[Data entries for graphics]
○ ○ ○ ○ ○

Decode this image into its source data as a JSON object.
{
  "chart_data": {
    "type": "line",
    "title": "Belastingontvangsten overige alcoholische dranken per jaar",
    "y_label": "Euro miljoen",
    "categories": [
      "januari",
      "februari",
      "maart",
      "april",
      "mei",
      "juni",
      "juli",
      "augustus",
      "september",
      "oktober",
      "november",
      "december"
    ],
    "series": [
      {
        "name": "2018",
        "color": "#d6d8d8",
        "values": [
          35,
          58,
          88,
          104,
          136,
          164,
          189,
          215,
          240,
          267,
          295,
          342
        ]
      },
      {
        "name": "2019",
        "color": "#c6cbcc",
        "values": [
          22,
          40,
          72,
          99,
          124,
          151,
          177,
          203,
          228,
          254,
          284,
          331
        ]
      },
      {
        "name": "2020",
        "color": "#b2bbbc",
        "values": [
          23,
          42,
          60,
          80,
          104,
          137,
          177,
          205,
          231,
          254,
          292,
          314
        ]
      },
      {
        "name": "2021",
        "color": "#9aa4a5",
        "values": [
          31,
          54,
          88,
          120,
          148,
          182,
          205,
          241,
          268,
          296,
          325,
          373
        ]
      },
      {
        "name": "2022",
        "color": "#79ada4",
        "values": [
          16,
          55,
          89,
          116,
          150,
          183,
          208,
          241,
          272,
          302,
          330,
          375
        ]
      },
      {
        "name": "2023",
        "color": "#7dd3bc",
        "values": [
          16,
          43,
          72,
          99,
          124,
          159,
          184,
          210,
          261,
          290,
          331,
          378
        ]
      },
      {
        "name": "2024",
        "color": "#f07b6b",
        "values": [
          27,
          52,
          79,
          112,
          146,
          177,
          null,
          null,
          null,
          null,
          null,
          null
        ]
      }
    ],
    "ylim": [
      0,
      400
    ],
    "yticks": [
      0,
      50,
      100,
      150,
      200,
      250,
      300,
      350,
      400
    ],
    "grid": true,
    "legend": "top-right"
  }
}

○ ○ ○ ○ ○

**Work to complete**: Transcribe the material exactly as it reads.

**The solution**:
Decode this image into its source data as a JSON object.
{
  "chart_data": {
    "type": "line",
    "title": "Belastingontvangsten overige alcoholische dranken per jaar",
    "y_label": "Euro miljoen",
    "categories": [
      "januari",
      "februari",
      "maart",
      "april",
      "mei",
      "juni",
      "juli",
      "augustus",
      "september",
      "oktober",
      "november",
      "december"
    ],
    "series": [
      {
        "name": "2018",
        "color": "#d6d8d8",
        "values": [
          35,
          58,
          88,
          104,
          136,
          164,
          189,
          215,
          240,
          267,
          295,
          342
        ]
      },
      {
        "name": "2019",
        "color": "#c6cbcc",
        "values": [
          22,
          40,
          72,
          99,
          124,
          151,
          177,
          203,
          228,
          254,
          284,
          331
        ]
      },
      {
        "name": "2020",
        "color": "#b2bbbc",
        "values": [
          23,
          42,
          60,
          80,
          104,
          137,
          177,
          205,
          231,
          254,
          292,
          314
        ]
      },
      {
        "name": "2021",
        "color": "#9aa4a5",
        "values": [
          31,
          54,
          88,
          120,
          148,
          182,
          205,
          241,
          268,
          296,
          325,
          373
        ]
      },
      {
        "name": "2022",
        "color": "#79ada4",
        "values": [
          16,
          55,
          89,
          116,
          150,
          183,
          208,
          241,
          272,
          302,
          330,
          375
        ]
      },
      {
        "name": "2023",
        "color": "#7dd3bc",
        "values": [
          16,
          43,
          72,
          99,
          124,
          159,
          184,
          210,
          261,
          290,
          331,
          378
        ]
      },
      {
        "name": "2024",
        "color": "#f07b6b",
        "values": [
          27,
          52,
          79,
          112,
          146,
          177,
          null,
          null,
          null,
          null,
          null,
          null
        ]
      }
    ],
    "ylim": [
      0,
      400
    ],
    "yticks": [
      0,
      50,
      100,
      150,
      200,
      250,
      300,
      350,
      400
    ],
    "grid": true,
    "legend": "top-right"
  }
}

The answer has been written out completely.